Prompt:
Set the data down again, exactly as it reads, but without the pictures.

▶

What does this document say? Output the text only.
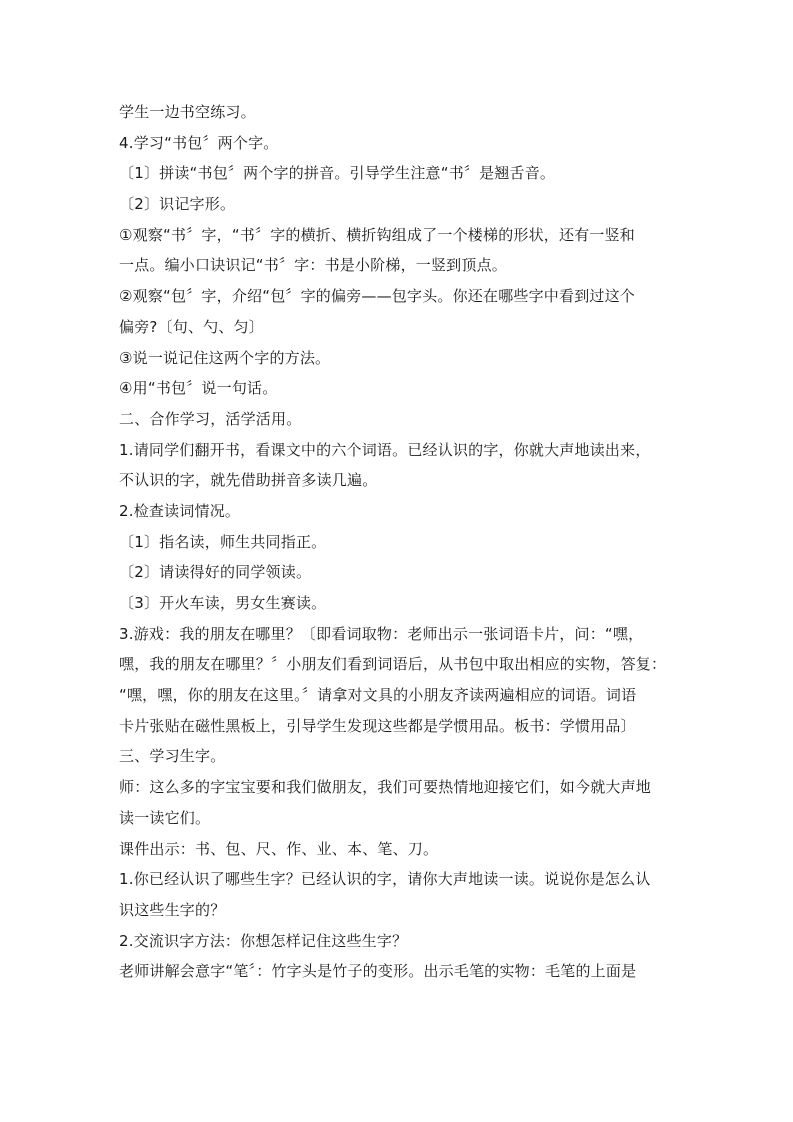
学生一边书空练习。
4.学习“书包〞两个字。
〔1〕拼读“书包〞两个字的拼音。引导学生注意“书〞是翘舌音。
〔2〕识记字形。
①观察“书〞字，“书〞字的横折、横折钩组成了一个楼梯的形状，还有一竖和
一点。编小口诀识记“书〞字：书是小阶梯，一竖到顶点。
②观察“包〞字，介绍“包〞字的偏旁——包字头。你还在哪些字中看到过这个
偏旁?〔句、勺、匀〕
③说一说记住这两个字的方法。
④用“书包〞说一句话。
二、合作学习，活学活用。
1.请同学们翻开书，看课文中的六个词语。已经认识的字，你就大声地读出来，
不认识的字，就先借助拼音多读几遍。
2.检查读词情况。
〔1〕指名读，师生共同指正。
〔2〕请读得好的同学领读。
〔3〕开火车读，男女生赛读。
3.游戏：我的朋友在哪里？〔即看词取物：老师出示一张词语卡片，问：“嘿，
嘿，我的朋友在哪里？〞小朋友们看到词语后，从书包中取出相应的实物，答复：
“嘿，嘿，你的朋友在这里。〞请拿对文具的小朋友齐读两遍相应的词语。词语
卡片张贴在磁性黑板上，引导学生发现这些都是学惯用品。板书：学惯用品〕
三、学习生字。
师：这么多的字宝宝要和我们做朋友，我们可要热情地迎接它们，如今就大声地
读一读它们。
课件出示：书、包、尺、作、业、本、笔、刀。
1.你已经认识了哪些生字？已经认识的字，请你大声地读一读。说说你是怎么认
识这些生字的？
2.交流识字方法：你想怎样记住这些生字？
老师讲解会意字“笔〞：竹字头是竹子的变形。出示毛笔的实物：毛笔的上面是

◀

Answer to the task:
What does this document say? Output the text only.
学生一边书空练习。
4.学习“书包〞两个字。
〔1〕拼读“书包〞两个字的拼音。引导学生注意“书〞是翘舌音。
〔2〕识记字形。
①观察“书〞字，“书〞字的横折、横折钩组成了一个楼梯的形状，还有一竖和
一点。编小口诀识记“书〞字：书是小阶梯，一竖到顶点。
②观察“包〞字，介绍“包〞字的偏旁——包字头。你还在哪些字中看到过这个
偏旁?〔句、勺、匀〕
③说一说记住这两个字的方法。
④用“书包〞说一句话。
二、合作学习，活学活用。
1.请同学们翻开书，看课文中的六个词语。已经认识的字，你就大声地读出来，
不认识的字，就先借助拼音多读几遍。
2.检查读词情况。
〔1〕指名读，师生共同指正。
〔2〕请读得好的同学领读。
〔3〕开火车读，男女生赛读。
3.游戏：我的朋友在哪里？〔即看词取物：老师出示一张词语卡片，问：“嘿，
嘿，我的朋友在哪里？〞小朋友们看到词语后，从书包中取出相应的实物，答复：
“嘿，嘿，你的朋友在这里。〞请拿对文具的小朋友齐读两遍相应的词语。词语
卡片张贴在磁性黑板上，引导学生发现这些都是学惯用品。板书：学惯用品〕
三、学习生字。
师：这么多的字宝宝要和我们做朋友，我们可要热情地迎接它们，如今就大声地
读一读它们。
课件出示：书、包、尺、作、业、本、笔、刀。
1.你已经认识了哪些生字？已经认识的字，请你大声地读一读。说说你是怎么认
识这些生字的？
2.交流识字方法：你想怎样记住这些生字？
老师讲解会意字“笔〞：竹字头是竹子的变形。出示毛笔的实物：毛笔的上面是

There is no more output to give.